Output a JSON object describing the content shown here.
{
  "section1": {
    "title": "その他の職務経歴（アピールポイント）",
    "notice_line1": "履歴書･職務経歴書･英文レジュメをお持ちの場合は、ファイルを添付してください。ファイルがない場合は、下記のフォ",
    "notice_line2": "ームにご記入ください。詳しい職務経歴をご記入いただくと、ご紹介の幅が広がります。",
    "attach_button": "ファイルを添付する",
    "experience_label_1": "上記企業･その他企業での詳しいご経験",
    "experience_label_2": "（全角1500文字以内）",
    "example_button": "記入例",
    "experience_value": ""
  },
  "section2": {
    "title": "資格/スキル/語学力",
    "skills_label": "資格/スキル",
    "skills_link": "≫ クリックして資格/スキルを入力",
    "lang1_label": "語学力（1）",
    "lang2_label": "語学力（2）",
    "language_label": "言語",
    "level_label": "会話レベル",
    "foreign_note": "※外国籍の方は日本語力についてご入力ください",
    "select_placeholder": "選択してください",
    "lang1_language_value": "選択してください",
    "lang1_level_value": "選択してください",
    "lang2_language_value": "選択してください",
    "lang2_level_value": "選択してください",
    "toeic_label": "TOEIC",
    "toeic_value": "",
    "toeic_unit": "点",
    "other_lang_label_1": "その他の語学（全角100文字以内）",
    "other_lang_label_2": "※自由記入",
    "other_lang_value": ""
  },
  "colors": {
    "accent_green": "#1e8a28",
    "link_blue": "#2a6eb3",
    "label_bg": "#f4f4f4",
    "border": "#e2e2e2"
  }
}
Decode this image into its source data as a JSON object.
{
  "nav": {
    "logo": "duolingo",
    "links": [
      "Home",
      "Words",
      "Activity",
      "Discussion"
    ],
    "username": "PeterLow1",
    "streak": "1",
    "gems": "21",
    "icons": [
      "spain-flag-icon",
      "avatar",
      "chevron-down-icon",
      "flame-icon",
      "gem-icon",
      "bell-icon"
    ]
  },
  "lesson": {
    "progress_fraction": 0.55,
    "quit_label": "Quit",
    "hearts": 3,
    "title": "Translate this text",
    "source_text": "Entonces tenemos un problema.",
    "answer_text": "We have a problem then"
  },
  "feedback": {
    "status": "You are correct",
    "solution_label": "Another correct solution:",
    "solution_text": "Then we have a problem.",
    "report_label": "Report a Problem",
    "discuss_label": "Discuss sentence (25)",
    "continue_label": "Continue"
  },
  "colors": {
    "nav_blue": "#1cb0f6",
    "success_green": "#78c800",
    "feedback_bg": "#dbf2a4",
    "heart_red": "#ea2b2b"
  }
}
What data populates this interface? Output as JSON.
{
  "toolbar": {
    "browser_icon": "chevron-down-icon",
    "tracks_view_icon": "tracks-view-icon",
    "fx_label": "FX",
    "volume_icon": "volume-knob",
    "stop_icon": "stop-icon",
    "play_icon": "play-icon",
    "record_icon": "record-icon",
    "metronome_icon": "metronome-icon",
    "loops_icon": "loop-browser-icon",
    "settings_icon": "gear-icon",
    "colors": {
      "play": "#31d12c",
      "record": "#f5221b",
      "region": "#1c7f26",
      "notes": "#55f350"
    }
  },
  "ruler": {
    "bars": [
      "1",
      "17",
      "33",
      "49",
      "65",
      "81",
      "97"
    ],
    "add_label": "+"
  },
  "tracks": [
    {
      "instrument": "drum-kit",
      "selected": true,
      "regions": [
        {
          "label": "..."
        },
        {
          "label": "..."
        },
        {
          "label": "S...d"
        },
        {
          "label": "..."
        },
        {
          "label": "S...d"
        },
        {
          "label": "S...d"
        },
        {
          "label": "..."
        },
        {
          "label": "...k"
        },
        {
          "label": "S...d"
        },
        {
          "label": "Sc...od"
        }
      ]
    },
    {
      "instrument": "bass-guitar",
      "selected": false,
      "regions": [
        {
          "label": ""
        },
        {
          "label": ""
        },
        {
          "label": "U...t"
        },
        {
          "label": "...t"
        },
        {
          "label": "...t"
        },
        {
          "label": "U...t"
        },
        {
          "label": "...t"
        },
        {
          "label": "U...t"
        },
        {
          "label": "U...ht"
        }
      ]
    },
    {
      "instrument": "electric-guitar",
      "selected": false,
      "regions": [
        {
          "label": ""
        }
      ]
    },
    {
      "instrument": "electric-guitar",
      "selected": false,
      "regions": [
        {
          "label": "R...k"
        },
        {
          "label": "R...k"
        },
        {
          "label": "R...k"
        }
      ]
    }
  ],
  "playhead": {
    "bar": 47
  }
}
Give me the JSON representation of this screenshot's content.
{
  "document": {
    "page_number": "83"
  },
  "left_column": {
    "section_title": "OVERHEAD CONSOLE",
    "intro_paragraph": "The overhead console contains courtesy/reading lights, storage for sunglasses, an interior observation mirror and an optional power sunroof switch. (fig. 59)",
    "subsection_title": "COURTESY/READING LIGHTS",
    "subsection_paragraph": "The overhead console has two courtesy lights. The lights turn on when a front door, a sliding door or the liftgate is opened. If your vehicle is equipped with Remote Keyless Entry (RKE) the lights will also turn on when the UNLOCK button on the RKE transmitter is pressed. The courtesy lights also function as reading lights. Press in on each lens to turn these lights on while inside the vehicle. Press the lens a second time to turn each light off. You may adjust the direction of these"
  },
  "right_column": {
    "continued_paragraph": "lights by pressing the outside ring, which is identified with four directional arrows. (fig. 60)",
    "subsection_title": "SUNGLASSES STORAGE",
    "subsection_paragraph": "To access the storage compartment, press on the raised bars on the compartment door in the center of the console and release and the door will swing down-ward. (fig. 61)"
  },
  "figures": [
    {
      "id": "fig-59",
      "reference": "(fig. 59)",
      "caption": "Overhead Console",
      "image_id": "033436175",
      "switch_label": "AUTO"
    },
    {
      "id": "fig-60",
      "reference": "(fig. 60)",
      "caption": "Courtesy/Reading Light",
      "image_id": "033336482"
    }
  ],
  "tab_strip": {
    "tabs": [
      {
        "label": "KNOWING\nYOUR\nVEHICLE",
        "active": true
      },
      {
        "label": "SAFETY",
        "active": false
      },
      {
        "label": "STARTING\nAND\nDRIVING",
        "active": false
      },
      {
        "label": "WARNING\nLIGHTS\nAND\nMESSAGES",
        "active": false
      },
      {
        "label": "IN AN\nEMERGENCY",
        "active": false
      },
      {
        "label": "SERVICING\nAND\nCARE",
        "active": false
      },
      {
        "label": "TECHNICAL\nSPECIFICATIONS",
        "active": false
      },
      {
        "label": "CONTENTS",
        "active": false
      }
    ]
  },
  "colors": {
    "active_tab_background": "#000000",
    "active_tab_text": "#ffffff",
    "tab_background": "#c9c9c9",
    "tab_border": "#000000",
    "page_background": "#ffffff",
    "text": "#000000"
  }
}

• [STATED GOAL] Show the lines of the material that contain the word "選択してください".

• [RESPONSE FOR THIS EXERCISE]
    "select_placeholder": "選択してください",
    "lang1_language_value": "選択してください",
    "lang1_level_value": "選択してください",
    "lang2_language_value": "選択してください",
    "lang2_level_value": "選択してください",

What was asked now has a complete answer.